---------- Extract provided ----------

Jump to content
Tuts 4 You

[KeygenMe] KeygenMe#1


Recommended Posts

Hi ..

it's first My keygenMe for anybody care with Android Reversing ..

it's a medium protection "NOT FOR BEGINNING" it's need a good skills on Android OS & dalvik opcode

i left Application without obfuscation to be clear for anyone want to study it

if you have any question ..please ask




Link to comment
Share on other sites

  • 1 year later...
Hi, i'm new in android. Here is what i see in your kgm, didn't finish it but i hope all below is correct.



const/4 v6, 0x0

const/4 v9, 0x1

const-string v11, "Activate"

const-string v10, "About"

const-string v8, ""



_emulator_dete    : Mac address problem

_emulator_dete1  : IMEI problem



//patch to bypass prob1.

sget-object v0, LCom/zAWS/KeygenMe/main;->_mac_address:Ljava/lang/String;

    goto :cond_bb

    .line 321

    invoke-static {}, LCom/zAWS/KeygenMe/main;->_emulator_dete()Ljava/lang/String;


//patch to bypass prob2.


const-string v0, "123456789097531"

----------

- **What you are asked to do**: Could you carry on the forum thread about the Android KeygenMe from where it stops? The lines that follow come from a different source than the forum thread about the Android KeygenMe.

---------- Information given ----------

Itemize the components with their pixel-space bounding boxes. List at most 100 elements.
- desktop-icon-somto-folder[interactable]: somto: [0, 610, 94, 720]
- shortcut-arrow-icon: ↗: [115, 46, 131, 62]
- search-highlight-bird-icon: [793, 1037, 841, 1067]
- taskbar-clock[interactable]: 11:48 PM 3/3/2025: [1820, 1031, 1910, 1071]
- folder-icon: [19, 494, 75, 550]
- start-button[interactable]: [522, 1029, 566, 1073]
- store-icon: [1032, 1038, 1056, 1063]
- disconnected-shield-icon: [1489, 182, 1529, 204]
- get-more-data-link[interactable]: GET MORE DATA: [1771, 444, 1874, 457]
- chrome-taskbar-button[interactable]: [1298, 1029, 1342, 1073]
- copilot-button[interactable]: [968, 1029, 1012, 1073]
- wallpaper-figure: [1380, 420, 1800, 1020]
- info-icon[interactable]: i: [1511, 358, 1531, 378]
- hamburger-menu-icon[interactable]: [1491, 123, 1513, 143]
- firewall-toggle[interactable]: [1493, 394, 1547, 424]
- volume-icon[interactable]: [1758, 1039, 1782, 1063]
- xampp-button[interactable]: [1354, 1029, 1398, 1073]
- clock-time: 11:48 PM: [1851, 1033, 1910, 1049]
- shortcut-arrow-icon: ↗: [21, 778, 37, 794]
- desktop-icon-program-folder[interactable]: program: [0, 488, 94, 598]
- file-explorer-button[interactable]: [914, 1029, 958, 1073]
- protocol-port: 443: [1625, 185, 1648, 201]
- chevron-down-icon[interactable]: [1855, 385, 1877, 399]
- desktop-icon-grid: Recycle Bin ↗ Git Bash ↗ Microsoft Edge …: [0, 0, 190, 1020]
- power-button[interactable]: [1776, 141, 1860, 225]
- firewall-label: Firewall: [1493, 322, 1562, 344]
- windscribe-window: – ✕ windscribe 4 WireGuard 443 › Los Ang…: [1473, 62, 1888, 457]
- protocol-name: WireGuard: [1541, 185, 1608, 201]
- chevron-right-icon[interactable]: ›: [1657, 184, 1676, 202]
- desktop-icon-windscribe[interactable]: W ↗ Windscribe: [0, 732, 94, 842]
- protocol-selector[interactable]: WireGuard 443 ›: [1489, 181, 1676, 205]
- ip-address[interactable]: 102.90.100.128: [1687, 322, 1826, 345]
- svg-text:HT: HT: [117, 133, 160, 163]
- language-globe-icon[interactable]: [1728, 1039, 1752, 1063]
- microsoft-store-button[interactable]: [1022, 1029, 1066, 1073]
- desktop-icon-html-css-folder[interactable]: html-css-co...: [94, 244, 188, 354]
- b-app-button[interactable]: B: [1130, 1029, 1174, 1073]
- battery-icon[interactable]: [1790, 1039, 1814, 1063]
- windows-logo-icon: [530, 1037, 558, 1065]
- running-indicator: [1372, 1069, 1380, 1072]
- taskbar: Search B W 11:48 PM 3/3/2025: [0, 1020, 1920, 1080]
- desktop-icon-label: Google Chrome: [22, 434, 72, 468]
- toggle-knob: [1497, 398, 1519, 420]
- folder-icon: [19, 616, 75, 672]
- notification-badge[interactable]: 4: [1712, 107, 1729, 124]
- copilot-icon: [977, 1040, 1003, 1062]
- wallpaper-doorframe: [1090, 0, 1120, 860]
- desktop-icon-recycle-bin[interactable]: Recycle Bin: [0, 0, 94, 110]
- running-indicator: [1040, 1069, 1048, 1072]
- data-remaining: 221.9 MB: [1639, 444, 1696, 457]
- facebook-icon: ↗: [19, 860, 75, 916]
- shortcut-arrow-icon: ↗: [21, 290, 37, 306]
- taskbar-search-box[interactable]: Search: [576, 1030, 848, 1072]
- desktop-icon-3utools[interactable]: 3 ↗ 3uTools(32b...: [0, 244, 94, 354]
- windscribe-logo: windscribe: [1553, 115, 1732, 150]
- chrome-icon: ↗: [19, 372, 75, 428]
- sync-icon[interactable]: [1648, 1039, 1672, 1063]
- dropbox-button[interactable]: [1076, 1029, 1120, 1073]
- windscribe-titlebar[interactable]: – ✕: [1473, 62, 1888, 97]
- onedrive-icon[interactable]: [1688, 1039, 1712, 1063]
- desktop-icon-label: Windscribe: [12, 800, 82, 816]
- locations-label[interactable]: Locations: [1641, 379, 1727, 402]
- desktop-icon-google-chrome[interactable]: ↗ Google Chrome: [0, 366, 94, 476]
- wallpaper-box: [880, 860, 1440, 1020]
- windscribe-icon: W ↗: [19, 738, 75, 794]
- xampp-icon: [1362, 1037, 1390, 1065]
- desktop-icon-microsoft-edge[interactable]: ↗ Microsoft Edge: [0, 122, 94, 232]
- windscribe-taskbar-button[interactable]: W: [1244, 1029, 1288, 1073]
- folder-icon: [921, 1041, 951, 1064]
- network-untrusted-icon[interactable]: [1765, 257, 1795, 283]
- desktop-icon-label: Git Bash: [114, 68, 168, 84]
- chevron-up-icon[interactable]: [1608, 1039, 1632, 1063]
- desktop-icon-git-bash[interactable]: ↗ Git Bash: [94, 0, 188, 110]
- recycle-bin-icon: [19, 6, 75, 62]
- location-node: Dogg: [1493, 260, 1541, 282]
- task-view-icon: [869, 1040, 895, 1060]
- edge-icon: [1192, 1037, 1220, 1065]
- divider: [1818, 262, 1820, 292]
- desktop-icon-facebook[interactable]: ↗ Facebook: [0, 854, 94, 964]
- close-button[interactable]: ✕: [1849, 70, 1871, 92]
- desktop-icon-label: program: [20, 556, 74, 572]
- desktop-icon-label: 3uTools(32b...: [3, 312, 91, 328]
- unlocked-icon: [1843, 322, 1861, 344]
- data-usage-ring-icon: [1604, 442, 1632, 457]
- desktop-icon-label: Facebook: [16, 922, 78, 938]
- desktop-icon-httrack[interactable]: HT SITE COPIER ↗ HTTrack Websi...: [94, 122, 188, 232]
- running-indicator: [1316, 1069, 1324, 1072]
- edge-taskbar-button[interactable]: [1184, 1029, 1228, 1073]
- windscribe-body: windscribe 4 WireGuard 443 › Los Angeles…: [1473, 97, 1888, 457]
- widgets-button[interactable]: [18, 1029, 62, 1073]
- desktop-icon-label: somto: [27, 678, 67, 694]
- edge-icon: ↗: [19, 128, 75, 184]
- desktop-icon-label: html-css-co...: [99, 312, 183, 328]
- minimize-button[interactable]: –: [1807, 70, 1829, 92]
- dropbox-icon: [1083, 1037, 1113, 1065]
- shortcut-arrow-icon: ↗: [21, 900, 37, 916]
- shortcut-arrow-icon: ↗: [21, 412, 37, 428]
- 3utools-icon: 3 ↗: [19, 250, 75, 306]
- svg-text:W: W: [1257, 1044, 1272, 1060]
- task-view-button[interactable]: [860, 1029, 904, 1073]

----------

- **Exercise output**:
sput-object v0, LCom/zAWS/KeygenMe/main;->_imei:Ljava/lang/String;



//get imei

//get len and then sub 1.


invoke-static {}, Lanywheresoftware/b4a/phone/Phone$PhoneId;->GetDeviceId()Ljava/lang/String;

    move-result-object v0

    sput-object v0, LCom/zAWS/KeygenMe/main;->_imei:Ljava/lang/String;

    .line 340

    sget-object v0, LCom/zAWS/KeygenMe/main;->mostCurrent:LCom/zAWS/KeygenMe/main;

    sget-object v0, LCom/zAWS/KeygenMe/main;->_imei:Ljava/lang/String;

    invoke-virtual {v0}, Ljava/lang/String;->length()I

    move-result v0

    sub-int/2addr v0, v9

    int-to-double v0, v0


5. goto_d5


    move v2, v6 

    move v3, v6

//v2 = v3 = 0

    .line 341


    int-to-double v4, v2 

//v4 = 0

    cmpg-double v4, v4, v0

    if-lez v4, :cond_e3 #way1 jump at the first time.

    .line 349

    if-nez v3, :cond_106 #way2 jump at the second time.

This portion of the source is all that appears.